━━━ RECORDS
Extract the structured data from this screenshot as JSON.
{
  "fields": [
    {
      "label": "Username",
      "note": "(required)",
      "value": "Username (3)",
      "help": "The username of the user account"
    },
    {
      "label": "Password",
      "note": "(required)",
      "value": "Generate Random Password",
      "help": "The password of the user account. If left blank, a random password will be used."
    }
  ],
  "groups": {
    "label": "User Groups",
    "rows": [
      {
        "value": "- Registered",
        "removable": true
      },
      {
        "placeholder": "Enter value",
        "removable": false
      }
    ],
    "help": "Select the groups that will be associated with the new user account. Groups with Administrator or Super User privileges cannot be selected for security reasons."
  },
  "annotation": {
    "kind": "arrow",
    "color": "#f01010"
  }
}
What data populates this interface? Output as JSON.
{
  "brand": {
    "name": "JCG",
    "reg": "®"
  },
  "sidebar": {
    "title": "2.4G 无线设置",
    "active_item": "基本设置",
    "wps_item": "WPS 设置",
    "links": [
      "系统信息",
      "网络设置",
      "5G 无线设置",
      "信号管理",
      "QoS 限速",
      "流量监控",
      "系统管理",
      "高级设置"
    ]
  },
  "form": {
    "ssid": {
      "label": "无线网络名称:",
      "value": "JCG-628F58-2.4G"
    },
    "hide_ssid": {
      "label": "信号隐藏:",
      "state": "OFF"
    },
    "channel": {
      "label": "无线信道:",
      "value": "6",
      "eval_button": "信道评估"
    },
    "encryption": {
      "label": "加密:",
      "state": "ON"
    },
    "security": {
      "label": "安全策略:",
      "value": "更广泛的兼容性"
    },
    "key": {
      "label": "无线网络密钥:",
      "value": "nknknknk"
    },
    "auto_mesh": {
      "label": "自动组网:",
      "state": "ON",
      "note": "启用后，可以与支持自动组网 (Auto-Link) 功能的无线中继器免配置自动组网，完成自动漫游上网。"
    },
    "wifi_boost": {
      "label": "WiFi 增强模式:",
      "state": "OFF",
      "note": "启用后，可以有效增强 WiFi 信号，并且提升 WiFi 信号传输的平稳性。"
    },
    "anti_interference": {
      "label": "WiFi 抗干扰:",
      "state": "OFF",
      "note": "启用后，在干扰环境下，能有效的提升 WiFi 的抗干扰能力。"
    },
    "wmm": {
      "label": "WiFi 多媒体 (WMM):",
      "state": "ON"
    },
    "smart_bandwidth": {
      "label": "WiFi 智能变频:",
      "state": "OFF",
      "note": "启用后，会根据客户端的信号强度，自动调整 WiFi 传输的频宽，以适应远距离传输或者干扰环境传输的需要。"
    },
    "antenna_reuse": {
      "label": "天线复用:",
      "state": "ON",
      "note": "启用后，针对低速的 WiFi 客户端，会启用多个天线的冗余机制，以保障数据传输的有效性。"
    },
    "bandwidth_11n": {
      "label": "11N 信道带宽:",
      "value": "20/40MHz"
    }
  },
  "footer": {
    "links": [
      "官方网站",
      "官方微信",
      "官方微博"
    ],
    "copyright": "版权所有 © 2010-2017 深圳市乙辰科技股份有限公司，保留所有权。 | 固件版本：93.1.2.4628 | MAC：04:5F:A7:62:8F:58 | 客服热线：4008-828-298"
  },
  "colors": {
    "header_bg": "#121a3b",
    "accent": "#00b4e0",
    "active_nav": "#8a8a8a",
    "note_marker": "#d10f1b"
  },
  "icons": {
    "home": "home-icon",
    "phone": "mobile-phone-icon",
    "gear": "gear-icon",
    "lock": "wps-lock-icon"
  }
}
━━━━━━
* TASK PROMPT:
Select all lines in the listing above where the word "security" appears, and show them.

* EXERCISE RESULT:
    "help": "Select the groups that will be associated with the new user account. Groups with Administrator or Super User privileges cannot be selected for security reasons."
    "security": {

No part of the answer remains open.